Goals.
A. In the article on the EU's common corporate tax base below, which court ruling is the cross-border loss compensation mechanism expected to be based on?
B. Check each statement against the article on the EU's common corporate tax base below and answer yes or no, quoting the words from the article that decide it.
(i) The anti-tax avoidance directive already covers hybrid mismatches with third countries.
(ii) The consolidation part of the initiative will come as a separate proposal.
(iii) Pierre Moscovici is the commissioner responsible for the dossier.
C. Write the next part of the article on the EU's common corporate tax base below, picking up after its last sentence.

Page excerpt.
Later this autumn and five years after its first attempt, the European Commission will be re-tabling its proposal for a common (consolidated) corporate tax base (CCCTB). The presentation is currently scheduled for 9 November, but the services of the commissioner responsible for the dossier, Pierre Moscovici, hope to publish the proposal ahead of the Ecofin Council of Tuesday 8 November.
The presentation will be anything but brief, as it will probably coincide with the Commission unveiling its proposals for a tax dispute resolution mechanism, but also for hybrid mismatched situations with third countries, in other words amendments to the brand-new anti-tax avoidance directive (ATAD), which up to now covers only situations between EU countries. Readers may recall that hybrid mismatches are financial instruments allowing an entity to have a different tax category in two different jurisdictions, leading to situations of double non-taxation.
CCCTB – what is it? This common tax base breaks down into a single raft of rules to calculate the taxable profit. In other words, it will allow companies to comply with just a single regime within the EU to calculate its taxable profit, rather than with each of the different regimes of each of the member states in which it deos business.
Eventually, if the tax base is consolidated, groups subject to the CCCTB will be able to fill in a single consolidated tax statement for all of their activities within the EU, probably in the state of the parent company of the group. The consolidated taxable profit would then be divided between each of the companies making up the group using a distribution key that allows each state to tax the profits of companies resident on its territory under its own rate.
The Commission has always been aware that the 'consolidation' aspect is the hardest for the member states to agree to. It has never hidden the fact that it will move forward in stages towards a consolidated base. This means that the 'consolidation' section of the initiative will be the subject of a separate proposal, so that the states can agree on the common tax base first of all.
Initially, therefore, the institution will propose a cross-border loss compensation mechanism for these groups. This mechanism is theoretically expected to be based on the 'Marks & Spencer' judgment (case C-446/03).

Supplied information.
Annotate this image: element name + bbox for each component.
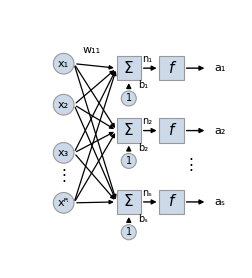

Answer set.
A. The 'Marks & Spencer' judgment (case C-446/03).

B.
(i) No: "which up to now covers only situations between EU countries"
(ii) Yes: "the 'consolidation' section of the initiative will be the subject of a separate proposal"
(iii) Yes: "the commissioner responsible for the dossier, Pierre Moscovici"

C.
In this judgment, the Court of Justice of the EU found for the first time that the refusal to allow a parent company to reduce its taxable profit by allocating losses registered by subsidiaries established in other member states and not active in the member state in which the parent company is established was an obstacle to the freedom of establishment (see EUROPE 9088, 9031).
In order to make sure that the states do not carry the burden of losses registered in a different member state, the Commission is planning to set up a recapture mechanism for when the company is in better economic health.
The CCCTB, furthermore, would be obligatory for large groups with a consolidated turnover above a certain threshold. The figure of €750 million has been rumoured, as for the companies subject to the country-by-country reporting requirements to the tax administrations under the directive on administrative cooperation.
The proposal will contain a "super deduction" for costs related to research and development, with an extra advantage for start-ups. A Commission source stressed that this will not be along the same lines as patent boxes, tax regimes that are favourable to intellectual property but reasonably open to abuse, but which have no real effect on the economy.
To reinforce its planned Capital Markets Union, the Commission also intends to tackle the existing tax discrimination in favour of indebtedness over financing through own funds, better known as the 'debt equity bias'. Two member states – Italy and Belgium – use such a system. The Commission is well aware of the abuse permitted under the Belgium system and is believed to be looking at the Italian system as a model instead. (Original version in French by Élodie Lamer)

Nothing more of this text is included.